WORK INSTRUCTIONS
Wherever the records include pictures, skip them and transcribe all the rest word for word.

STORED DATA
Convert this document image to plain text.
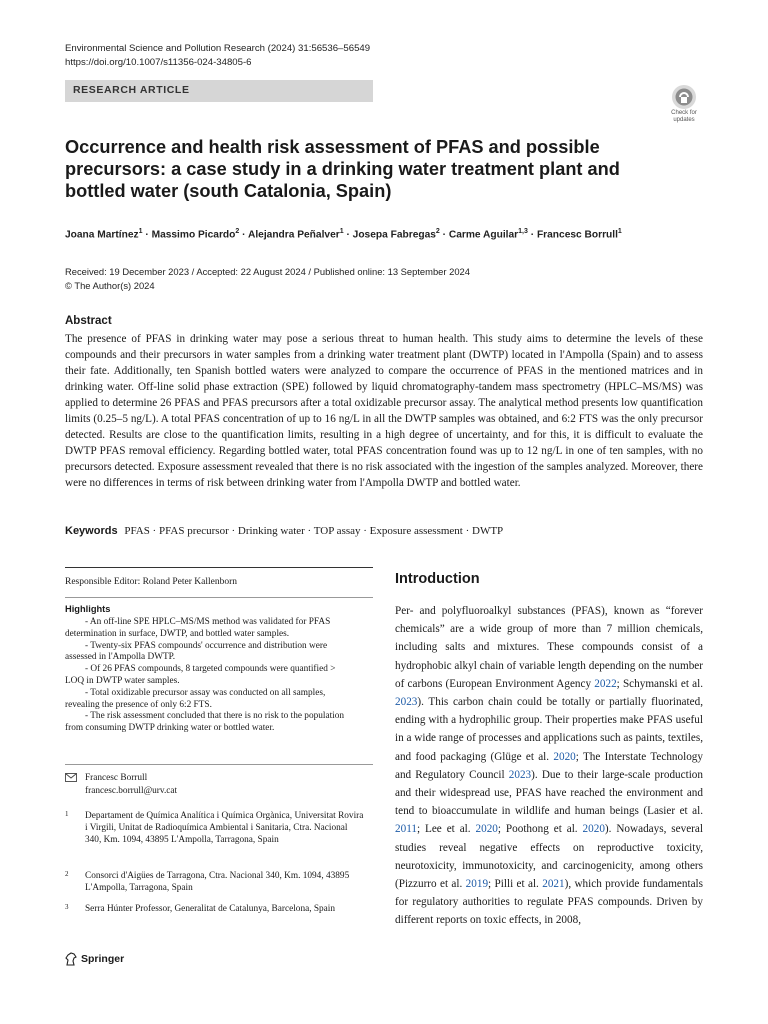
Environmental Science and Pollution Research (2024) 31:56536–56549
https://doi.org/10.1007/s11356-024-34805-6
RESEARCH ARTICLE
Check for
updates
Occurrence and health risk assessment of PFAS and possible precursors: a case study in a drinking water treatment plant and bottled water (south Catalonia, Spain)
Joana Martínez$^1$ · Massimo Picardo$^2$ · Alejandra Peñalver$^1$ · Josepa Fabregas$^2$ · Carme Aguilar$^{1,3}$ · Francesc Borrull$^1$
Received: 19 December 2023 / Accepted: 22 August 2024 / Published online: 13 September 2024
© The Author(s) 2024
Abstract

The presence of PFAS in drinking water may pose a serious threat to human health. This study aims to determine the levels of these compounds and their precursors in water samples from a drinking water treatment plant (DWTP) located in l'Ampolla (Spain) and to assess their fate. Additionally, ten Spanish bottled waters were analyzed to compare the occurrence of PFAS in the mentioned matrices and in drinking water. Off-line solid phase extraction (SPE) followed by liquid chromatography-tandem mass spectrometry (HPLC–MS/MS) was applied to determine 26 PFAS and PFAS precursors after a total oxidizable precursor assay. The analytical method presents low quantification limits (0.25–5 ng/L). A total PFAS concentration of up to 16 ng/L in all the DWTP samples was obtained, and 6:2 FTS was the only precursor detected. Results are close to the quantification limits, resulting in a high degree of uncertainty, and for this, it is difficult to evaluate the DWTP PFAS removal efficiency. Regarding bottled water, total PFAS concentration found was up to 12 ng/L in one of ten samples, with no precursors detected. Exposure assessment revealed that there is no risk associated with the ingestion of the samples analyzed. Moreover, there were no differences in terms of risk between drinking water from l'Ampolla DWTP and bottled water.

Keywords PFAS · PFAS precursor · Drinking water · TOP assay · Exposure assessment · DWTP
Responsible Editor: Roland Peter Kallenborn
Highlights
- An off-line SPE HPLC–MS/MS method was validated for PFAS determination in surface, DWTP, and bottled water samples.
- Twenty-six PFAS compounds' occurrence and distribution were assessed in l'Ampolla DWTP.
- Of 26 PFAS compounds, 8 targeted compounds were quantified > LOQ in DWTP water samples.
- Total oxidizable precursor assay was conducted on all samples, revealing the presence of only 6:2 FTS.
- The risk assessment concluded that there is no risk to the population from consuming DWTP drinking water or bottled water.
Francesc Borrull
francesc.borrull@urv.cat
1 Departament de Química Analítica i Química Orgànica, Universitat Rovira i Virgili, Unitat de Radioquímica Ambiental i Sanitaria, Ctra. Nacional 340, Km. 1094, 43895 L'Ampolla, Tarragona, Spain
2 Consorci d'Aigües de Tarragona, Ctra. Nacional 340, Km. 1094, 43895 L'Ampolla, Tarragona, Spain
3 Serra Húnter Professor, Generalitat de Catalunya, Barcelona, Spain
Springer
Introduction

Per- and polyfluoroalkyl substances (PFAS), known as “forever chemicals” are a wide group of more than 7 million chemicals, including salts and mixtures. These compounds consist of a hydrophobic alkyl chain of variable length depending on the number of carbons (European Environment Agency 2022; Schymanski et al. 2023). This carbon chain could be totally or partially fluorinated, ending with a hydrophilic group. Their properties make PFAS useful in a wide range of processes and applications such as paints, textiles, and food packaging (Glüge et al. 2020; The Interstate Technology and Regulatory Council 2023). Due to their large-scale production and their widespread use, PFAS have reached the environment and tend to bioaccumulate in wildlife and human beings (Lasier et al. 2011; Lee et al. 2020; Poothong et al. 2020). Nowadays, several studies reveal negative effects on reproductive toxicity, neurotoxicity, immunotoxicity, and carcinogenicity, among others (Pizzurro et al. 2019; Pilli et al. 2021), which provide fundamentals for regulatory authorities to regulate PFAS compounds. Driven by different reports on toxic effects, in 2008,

YOUR RESPONSE
Convert this document image to plain text.
Environmental Science and Pollution Research (2024) 31:56536–56549
https://doi.org/10.1007/s11356-024-34805-6
RESEARCH ARTICLE
Check for
updates
Occurrence and health risk assessment of PFAS and possible precursors: a case study in a drinking water treatment plant and bottled water (south Catalonia, Spain)
Joana Martínez$^1$ · Massimo Picardo$^2$ · Alejandra Peñalver$^1$ · Josepa Fabregas$^2$ · Carme Aguilar$^{1,3}$ · Francesc Borrull$^1$
Received: 19 December 2023 / Accepted: 22 August 2024 / Published online: 13 September 2024
© The Author(s) 2024
Abstract

The presence of PFAS in drinking water may pose a serious threat to human health. This study aims to determine the levels of these compounds and their precursors in water samples from a drinking water treatment plant (DWTP) located in l'Ampolla (Spain) and to assess their fate. Additionally, ten Spanish bottled waters were analyzed to compare the occurrence of PFAS in the mentioned matrices and in drinking water. Off-line solid phase extraction (SPE) followed by liquid chromatography-tandem mass spectrometry (HPLC–MS/MS) was applied to determine 26 PFAS and PFAS precursors after a total oxidizable precursor assay. The analytical method presents low quantification limits (0.25–5 ng/L). A total PFAS concentration of up to 16 ng/L in all the DWTP samples was obtained, and 6:2 FTS was the only precursor detected. Results are close to the quantification limits, resulting in a high degree of uncertainty, and for this, it is difficult to evaluate the DWTP PFAS removal efficiency. Regarding bottled water, total PFAS concentration found was up to 12 ng/L in one of ten samples, with no precursors detected. Exposure assessment revealed that there is no risk associated with the ingestion of the samples analyzed. Moreover, there were no differences in terms of risk between drinking water from l'Ampolla DWTP and bottled water.

Keywords PFAS · PFAS precursor · Drinking water · TOP assay · Exposure assessment · DWTP
Responsible Editor: Roland Peter Kallenborn
Highlights
- An off-line SPE HPLC–MS/MS method was validated for PFAS determination in surface, DWTP, and bottled water samples.
- Twenty-six PFAS compounds' occurrence and distribution were assessed in l'Ampolla DWTP.
- Of 26 PFAS compounds, 8 targeted compounds were quantified > LOQ in DWTP water samples.
- Total oxidizable precursor assay was conducted on all samples, revealing the presence of only 6:2 FTS.
- The risk assessment concluded that there is no risk to the population from consuming DWTP drinking water or bottled water.
Francesc Borrull
francesc.borrull@urv.cat
1 Departament de Química Analítica i Química Orgànica, Universitat Rovira i Virgili, Unitat de Radioquímica Ambiental i Sanitaria, Ctra. Nacional 340, Km. 1094, 43895 L'Ampolla, Tarragona, Spain
2 Consorci d'Aigües de Tarragona, Ctra. Nacional 340, Km. 1094, 43895 L'Ampolla, Tarragona, Spain
3 Serra Húnter Professor, Generalitat de Catalunya, Barcelona, Spain
Springer
Introduction

Per- and polyfluoroalkyl substances (PFAS), known as “forever chemicals” are a wide group of more than 7 million chemicals, including salts and mixtures. These compounds consist of a hydrophobic alkyl chain of variable length depending on the number of carbons (European Environment Agency 2022; Schymanski et al. 2023). This carbon chain could be totally or partially fluorinated, ending with a hydrophilic group. Their properties make PFAS useful in a wide range of processes and applications such as paints, textiles, and food packaging (Glüge et al. 2020; The Interstate Technology and Regulatory Council 2023). Due to their large-scale production and their widespread use, PFAS have reached the environment and tend to bioaccumulate in wildlife and human beings (Lasier et al. 2011; Lee et al. 2020; Poothong et al. 2020). Nowadays, several studies reveal negative effects on reproductive toxicity, neurotoxicity, immunotoxicity, and carcinogenicity, among others (Pizzurro et al. 2019; Pilli et al. 2021), which provide fundamentals for regulatory authorities to regulate PFAS compounds. Driven by different reports on toxic effects, in 2008,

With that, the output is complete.